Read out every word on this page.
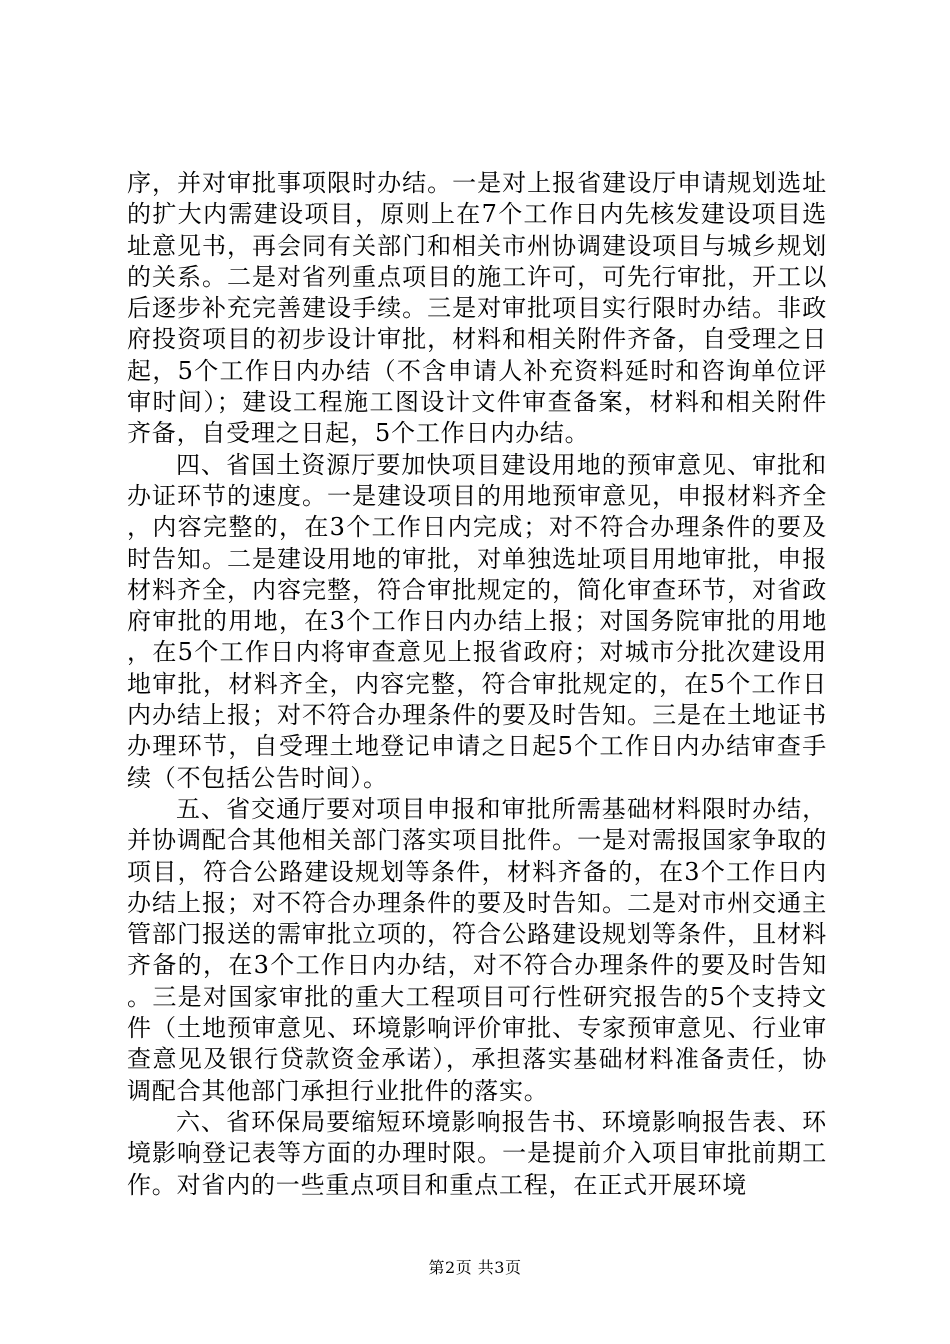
序，并对审批事项限时办结。一是对上报省建设厅申请规划选址的扩大内需建设项目，原则上在7个工作日内先核发建设项目选址意见书，再会同有关部门和相关市州协调建设项目与城乡规划的关系。二是对省列重点项目的施工许可，可先行审批，开工以后逐步补充完善建设手续。三是对审批项目实行限时办结。非政府投资项目的初步设计审批，材料和相关附件齐备，自受理之日起，5个工作日内办结（不含申请人补充资料延时和咨询单位评审时间）；建设工程施工图设计文件审查备案，材料和相关附件齐备，自受理之日起，5个工作日内办结。

四、省国土资源厅要加快项目建设用地的预审意见、审批和办证环节的速度。一是建设项目的用地预审意见，申报材料齐全，内容完整的，在3个工作日内完成；对不符合办理条件的要及时告知。二是建设用地的审批，对单独选址项目用地审批，申报材料齐全，内容完整，符合审批规定的，简化审查环节，对省政府审批的用地，在3个工作日内办结上报；对国务院审批的用地，在5个工作日内将审查意见上报省政府；对城市分批次建设用地审批，材料齐全，内容完整，符合审批规定的，在5个工作日内办结上报；对不符合办理条件的要及时告知。三是在土地证书办理环节，自受理土地登记申请之日起5个工作日内办结审查手续（不包括公告时间）。

五、省交通厅要对项目申报和审批所需基础材料限时办结，并协调配合其他相关部门落实项目批件。一是对需报国家争取的项目，符合公路建设规划等条件，材料齐备的，在3个工作日内办结上报；对不符合办理条件的要及时告知。二是对市州交通主管部门报送的需审批立项的，符合公路建设规划等条件，且材料齐备的，在3个工作日内办结，对不符合办理条件的要及时告知。三是对国家审批的重大工程项目可行性研究报告的5个支持文件（土地预审意见、环境影响评价审批、专家预审意见、行业审查意见及银行贷款资金承诺），承担落实基础材料准备责任，协调配合其他部门承担行业批件的落实。

六、省环保局要缩短环境影响报告书、环境影响报告表、环境影响登记表等方面的办理时限。一是提前介入项目审批前期工作。对省内的一些重点项目和重点工程，在正式开展环境

第2页 共3页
---+---
Quote the data above in full, leaving out the pictures it holds.

Task solution:
Read out every word on this page.
序，并对审批事项限时办结。一是对上报省建设厅申请规划选址的扩大内需建设项目，原则上在7个工作日内先核发建设项目选址意见书，再会同有关部门和相关市州协调建设项目与城乡规划的关系。二是对省列重点项目的施工许可，可先行审批，开工以后逐步补充完善建设手续。三是对审批项目实行限时办结。非政府投资项目的初步设计审批，材料和相关附件齐备，自受理之日起，5个工作日内办结（不含申请人补充资料延时和咨询单位评审时间）；建设工程施工图设计文件审查备案，材料和相关附件齐备，自受理之日起，5个工作日内办结。

四、省国土资源厅要加快项目建设用地的预审意见、审批和办证环节的速度。一是建设项目的用地预审意见，申报材料齐全，内容完整的，在3个工作日内完成；对不符合办理条件的要及时告知。二是建设用地的审批，对单独选址项目用地审批，申报材料齐全，内容完整，符合审批规定的，简化审查环节，对省政府审批的用地，在3个工作日内办结上报；对国务院审批的用地，在5个工作日内将审查意见上报省政府；对城市分批次建设用地审批，材料齐全，内容完整，符合审批规定的，在5个工作日内办结上报；对不符合办理条件的要及时告知。三是在土地证书办理环节，自受理土地登记申请之日起5个工作日内办结审查手续（不包括公告时间）。

五、省交通厅要对项目申报和审批所需基础材料限时办结，并协调配合其他相关部门落实项目批件。一是对需报国家争取的项目，符合公路建设规划等条件，材料齐备的，在3个工作日内办结上报；对不符合办理条件的要及时告知。二是对市州交通主管部门报送的需审批立项的，符合公路建设规划等条件，且材料齐备的，在3个工作日内办结，对不符合办理条件的要及时告知。三是对国家审批的重大工程项目可行性研究报告的5个支持文件（土地预审意见、环境影响评价审批、专家预审意见、行业审查意见及银行贷款资金承诺），承担落实基础材料准备责任，协调配合其他部门承担行业批件的落实。

六、省环保局要缩短环境影响报告书、环境影响报告表、环境影响登记表等方面的办理时限。一是提前介入项目审批前期工作。对省内的一些重点项目和重点工程，在正式开展环境

第2页 共3页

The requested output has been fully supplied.